**Source data:**
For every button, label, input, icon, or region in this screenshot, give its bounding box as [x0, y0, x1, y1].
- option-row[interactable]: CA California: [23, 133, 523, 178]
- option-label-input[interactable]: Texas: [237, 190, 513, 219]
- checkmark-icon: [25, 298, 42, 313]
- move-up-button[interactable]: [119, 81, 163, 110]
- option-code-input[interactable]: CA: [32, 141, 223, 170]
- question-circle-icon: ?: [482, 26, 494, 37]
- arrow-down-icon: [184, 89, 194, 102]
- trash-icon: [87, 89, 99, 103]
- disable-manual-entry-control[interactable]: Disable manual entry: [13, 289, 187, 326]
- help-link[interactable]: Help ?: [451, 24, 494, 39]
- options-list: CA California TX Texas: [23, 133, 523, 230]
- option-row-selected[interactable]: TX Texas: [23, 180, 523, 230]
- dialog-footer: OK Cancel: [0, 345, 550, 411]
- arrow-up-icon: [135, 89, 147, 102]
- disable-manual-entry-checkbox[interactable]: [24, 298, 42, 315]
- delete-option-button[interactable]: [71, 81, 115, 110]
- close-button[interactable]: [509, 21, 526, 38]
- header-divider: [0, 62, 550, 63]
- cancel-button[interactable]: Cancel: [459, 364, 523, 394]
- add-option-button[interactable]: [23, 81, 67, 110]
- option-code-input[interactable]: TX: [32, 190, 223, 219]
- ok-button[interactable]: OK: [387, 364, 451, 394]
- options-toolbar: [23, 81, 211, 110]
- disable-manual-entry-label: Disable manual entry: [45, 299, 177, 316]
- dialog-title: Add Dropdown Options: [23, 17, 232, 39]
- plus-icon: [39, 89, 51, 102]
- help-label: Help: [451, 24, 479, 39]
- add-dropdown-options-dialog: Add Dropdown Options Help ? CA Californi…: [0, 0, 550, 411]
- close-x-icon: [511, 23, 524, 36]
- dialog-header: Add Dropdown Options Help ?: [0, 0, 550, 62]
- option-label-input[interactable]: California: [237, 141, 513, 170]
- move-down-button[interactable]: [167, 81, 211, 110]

* * *

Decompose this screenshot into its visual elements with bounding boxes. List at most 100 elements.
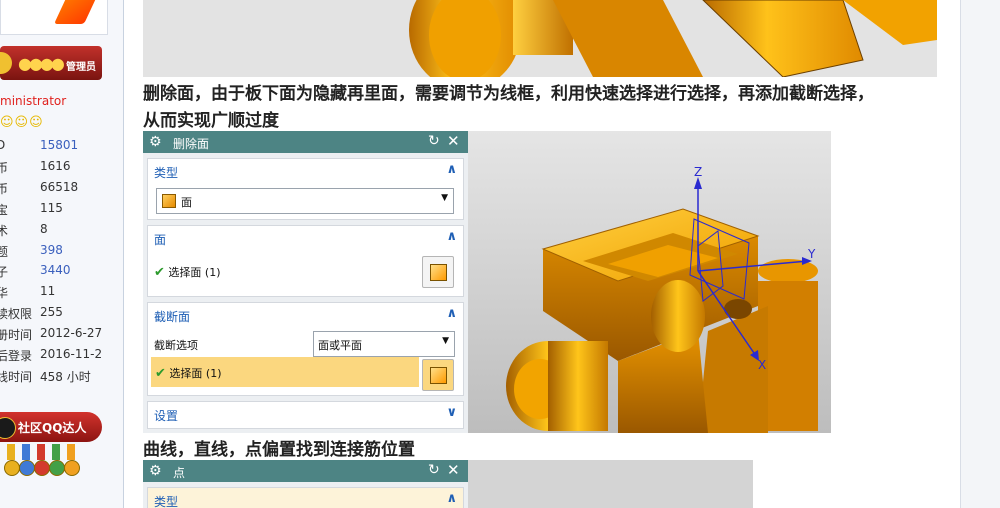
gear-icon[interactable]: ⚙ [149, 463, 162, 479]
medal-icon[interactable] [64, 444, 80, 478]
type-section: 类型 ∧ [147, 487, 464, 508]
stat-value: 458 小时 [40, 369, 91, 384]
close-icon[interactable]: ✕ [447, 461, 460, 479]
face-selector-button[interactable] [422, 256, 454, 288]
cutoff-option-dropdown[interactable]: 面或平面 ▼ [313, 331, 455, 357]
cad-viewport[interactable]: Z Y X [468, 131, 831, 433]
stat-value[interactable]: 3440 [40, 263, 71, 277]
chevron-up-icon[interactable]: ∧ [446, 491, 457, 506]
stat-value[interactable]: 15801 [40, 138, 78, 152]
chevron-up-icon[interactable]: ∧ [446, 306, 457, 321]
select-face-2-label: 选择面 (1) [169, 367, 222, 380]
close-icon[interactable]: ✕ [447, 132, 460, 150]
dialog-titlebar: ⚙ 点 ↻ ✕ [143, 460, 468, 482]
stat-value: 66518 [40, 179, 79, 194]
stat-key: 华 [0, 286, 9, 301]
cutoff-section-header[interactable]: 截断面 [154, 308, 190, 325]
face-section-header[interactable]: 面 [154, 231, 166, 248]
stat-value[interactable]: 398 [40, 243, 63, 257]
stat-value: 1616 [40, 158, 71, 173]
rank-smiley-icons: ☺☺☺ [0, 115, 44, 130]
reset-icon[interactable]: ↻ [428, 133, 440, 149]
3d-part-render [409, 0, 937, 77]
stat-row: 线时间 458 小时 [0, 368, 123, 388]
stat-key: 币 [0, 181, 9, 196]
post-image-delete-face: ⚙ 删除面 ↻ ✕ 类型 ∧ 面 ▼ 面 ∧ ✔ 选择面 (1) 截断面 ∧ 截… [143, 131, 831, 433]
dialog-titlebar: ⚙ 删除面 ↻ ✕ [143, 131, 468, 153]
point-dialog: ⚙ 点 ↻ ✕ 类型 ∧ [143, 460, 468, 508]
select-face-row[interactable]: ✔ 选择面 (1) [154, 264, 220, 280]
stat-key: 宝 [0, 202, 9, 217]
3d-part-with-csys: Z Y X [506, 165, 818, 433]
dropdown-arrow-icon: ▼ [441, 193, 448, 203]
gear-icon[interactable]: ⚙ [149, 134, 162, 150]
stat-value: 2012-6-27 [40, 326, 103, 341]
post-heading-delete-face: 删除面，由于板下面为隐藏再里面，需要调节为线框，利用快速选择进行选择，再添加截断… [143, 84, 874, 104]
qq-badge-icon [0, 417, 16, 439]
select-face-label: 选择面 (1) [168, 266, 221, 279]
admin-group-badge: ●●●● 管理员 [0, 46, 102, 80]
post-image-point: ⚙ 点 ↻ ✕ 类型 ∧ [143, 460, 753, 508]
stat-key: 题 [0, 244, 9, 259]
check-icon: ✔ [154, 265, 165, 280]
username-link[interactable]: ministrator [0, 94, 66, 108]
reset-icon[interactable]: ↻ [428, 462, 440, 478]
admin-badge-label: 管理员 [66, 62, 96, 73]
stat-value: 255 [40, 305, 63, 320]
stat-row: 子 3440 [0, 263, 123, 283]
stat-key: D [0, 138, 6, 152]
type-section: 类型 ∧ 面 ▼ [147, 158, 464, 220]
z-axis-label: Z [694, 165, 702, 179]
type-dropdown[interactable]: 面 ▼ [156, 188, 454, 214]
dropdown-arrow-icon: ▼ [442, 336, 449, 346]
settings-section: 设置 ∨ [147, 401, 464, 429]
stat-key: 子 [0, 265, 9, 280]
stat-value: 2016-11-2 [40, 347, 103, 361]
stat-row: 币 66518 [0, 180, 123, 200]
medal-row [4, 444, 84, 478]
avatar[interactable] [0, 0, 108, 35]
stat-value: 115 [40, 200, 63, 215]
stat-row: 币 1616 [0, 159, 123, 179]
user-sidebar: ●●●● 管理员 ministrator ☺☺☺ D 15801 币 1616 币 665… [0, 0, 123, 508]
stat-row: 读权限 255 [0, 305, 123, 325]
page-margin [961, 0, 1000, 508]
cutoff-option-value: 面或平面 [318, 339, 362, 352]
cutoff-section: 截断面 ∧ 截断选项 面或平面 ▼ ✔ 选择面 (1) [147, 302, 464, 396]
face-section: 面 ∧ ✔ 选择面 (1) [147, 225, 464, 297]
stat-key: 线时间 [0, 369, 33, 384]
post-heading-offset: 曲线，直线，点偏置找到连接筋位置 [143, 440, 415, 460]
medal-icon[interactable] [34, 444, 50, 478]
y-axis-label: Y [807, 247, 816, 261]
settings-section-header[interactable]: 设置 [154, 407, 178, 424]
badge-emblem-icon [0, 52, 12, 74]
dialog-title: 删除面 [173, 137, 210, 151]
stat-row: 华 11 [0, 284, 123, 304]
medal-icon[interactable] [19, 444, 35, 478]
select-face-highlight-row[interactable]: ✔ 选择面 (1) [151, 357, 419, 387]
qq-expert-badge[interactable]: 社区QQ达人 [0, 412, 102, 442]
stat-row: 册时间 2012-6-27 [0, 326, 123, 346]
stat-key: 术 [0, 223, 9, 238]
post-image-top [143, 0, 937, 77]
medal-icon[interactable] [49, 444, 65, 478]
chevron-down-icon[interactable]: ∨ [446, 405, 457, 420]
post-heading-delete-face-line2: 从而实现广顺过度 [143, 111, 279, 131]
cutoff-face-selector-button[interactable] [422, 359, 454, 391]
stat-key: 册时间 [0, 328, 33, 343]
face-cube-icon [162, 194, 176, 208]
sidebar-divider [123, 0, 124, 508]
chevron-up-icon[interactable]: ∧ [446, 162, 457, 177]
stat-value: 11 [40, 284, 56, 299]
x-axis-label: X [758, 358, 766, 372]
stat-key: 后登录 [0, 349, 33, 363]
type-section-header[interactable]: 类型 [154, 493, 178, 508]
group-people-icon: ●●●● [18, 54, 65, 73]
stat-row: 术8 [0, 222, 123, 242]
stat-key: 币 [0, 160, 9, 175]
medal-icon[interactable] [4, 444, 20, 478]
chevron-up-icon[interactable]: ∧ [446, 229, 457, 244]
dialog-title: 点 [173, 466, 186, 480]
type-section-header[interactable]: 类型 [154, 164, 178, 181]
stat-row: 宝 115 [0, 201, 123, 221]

...

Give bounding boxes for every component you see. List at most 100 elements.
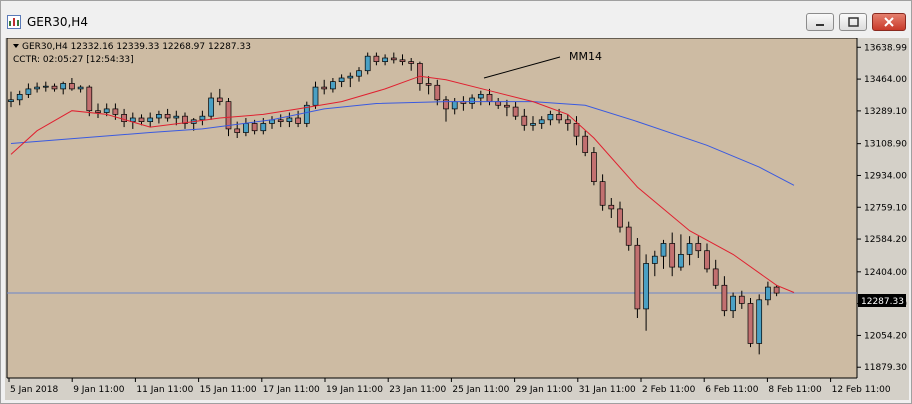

**Stated problem:** Repeat the lines of material word for word, beginning at the line that contains "For every button, label, input, icon, or" and stopping after the line that contains "- move-down-button[interactable]: [167, 81, 211, 110]".

**Result of the task:**
For every button, label, input, icon, or region in this screenshot, give its bounding box as [x0, y0, x1, y1].
- option-row[interactable]: CA California: [23, 133, 523, 178]
- option-label-input[interactable]: Texas: [237, 190, 513, 219]
- checkmark-icon: [25, 298, 42, 313]
- move-up-button[interactable]: [119, 81, 163, 110]
- option-code-input[interactable]: CA: [32, 141, 223, 170]
- question-circle-icon: ?: [482, 26, 494, 37]
- arrow-down-icon: [184, 89, 194, 102]
- trash-icon: [87, 89, 99, 103]
- disable-manual-entry-control[interactable]: Disable manual entry: [13, 289, 187, 326]
- help-link[interactable]: Help ?: [451, 24, 494, 39]
- options-list: CA California TX Texas: [23, 133, 523, 230]
- option-row-selected[interactable]: TX Texas: [23, 180, 523, 230]
- dialog-footer: OK Cancel: [0, 345, 550, 411]
- arrow-up-icon: [135, 89, 147, 102]
- disable-manual-entry-checkbox[interactable]: [24, 298, 42, 315]
- delete-option-button[interactable]: [71, 81, 115, 110]
- close-button[interactable]: [509, 21, 526, 38]
- header-divider: [0, 62, 550, 63]
- cancel-button[interactable]: Cancel: [459, 364, 523, 394]
- add-option-button[interactable]: [23, 81, 67, 110]
- option-code-input[interactable]: TX: [32, 190, 223, 219]
- ok-button[interactable]: OK: [387, 364, 451, 394]
- options-toolbar: [23, 81, 211, 110]
- disable-manual-entry-label: Disable manual entry: [45, 299, 177, 316]
- dialog-title: Add Dropdown Options: [23, 17, 232, 39]
- plus-icon: [39, 89, 51, 102]
- help-label: Help: [451, 24, 479, 39]
- add-dropdown-options-dialog: Add Dropdown Options Help ? CA Californi…: [0, 0, 550, 411]
- close-x-icon: [511, 23, 524, 36]
- dialog-header: Add Dropdown Options Help ?: [0, 0, 550, 62]
- option-label-input[interactable]: California: [237, 141, 513, 170]
- move-down-button[interactable]: [167, 81, 211, 110]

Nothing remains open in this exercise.